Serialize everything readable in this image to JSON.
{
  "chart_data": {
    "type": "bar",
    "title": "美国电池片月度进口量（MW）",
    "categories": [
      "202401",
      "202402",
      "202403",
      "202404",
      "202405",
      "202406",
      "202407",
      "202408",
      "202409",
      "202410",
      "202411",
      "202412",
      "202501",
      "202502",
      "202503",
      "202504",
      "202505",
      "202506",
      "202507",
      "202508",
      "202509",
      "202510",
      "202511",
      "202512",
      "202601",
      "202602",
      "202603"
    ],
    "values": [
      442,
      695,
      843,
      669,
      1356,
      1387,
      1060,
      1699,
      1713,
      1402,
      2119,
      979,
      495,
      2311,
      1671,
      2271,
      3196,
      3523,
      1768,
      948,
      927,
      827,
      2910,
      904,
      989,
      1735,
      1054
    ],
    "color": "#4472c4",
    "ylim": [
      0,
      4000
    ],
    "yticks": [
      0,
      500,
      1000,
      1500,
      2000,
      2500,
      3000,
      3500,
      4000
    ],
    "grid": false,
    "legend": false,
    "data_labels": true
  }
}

····················

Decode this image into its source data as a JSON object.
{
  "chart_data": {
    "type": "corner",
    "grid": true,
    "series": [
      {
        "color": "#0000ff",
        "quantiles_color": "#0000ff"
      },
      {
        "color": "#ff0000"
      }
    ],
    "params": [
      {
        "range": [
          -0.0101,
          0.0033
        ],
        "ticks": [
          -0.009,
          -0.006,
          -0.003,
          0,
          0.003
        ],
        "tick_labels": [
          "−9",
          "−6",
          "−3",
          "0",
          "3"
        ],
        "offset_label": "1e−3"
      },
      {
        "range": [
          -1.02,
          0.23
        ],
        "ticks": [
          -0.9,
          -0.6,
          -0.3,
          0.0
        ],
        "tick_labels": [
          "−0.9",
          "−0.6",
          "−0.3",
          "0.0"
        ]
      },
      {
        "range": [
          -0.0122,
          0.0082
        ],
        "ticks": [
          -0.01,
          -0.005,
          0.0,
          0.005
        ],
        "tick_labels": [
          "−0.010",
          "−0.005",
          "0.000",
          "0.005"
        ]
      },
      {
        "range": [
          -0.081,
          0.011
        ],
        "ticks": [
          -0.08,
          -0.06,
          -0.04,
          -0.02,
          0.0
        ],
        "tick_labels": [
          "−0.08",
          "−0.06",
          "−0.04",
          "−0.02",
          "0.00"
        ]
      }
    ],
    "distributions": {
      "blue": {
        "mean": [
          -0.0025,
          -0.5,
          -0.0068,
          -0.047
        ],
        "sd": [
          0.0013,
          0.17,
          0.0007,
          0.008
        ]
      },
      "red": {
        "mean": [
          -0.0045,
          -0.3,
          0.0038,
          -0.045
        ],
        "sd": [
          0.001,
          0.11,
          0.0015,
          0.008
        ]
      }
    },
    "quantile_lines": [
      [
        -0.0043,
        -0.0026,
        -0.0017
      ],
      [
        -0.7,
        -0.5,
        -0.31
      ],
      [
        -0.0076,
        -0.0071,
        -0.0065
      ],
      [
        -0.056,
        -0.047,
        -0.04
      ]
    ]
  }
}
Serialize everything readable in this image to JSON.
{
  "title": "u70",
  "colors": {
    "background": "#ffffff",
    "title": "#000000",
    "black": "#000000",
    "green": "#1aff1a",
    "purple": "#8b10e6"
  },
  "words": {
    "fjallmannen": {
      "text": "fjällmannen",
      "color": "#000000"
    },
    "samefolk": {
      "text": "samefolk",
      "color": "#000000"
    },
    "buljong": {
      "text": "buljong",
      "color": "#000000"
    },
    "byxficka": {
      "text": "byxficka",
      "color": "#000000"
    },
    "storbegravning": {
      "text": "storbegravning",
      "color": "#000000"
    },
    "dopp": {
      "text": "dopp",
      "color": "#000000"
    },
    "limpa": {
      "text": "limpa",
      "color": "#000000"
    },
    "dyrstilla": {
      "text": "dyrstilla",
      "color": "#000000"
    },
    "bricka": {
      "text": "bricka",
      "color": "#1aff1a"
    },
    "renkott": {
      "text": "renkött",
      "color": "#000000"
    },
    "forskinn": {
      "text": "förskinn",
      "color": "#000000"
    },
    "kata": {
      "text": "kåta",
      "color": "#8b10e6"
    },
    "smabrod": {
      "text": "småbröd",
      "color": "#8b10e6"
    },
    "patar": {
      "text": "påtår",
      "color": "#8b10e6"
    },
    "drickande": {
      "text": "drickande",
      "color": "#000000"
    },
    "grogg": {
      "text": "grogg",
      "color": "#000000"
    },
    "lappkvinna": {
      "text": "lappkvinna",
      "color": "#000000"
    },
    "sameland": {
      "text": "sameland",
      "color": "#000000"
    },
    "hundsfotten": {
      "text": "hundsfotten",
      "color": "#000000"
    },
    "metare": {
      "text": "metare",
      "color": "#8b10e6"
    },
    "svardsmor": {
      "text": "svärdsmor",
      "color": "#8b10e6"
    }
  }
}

····················

● **WRITTEN TASK**
From the records above, copy every line that holds the word "title".

● **EXERCISE SOLUTION**
    "title": "美国电池片月度进口量（MW）",
  "title": "u70",
    "title": "#000000",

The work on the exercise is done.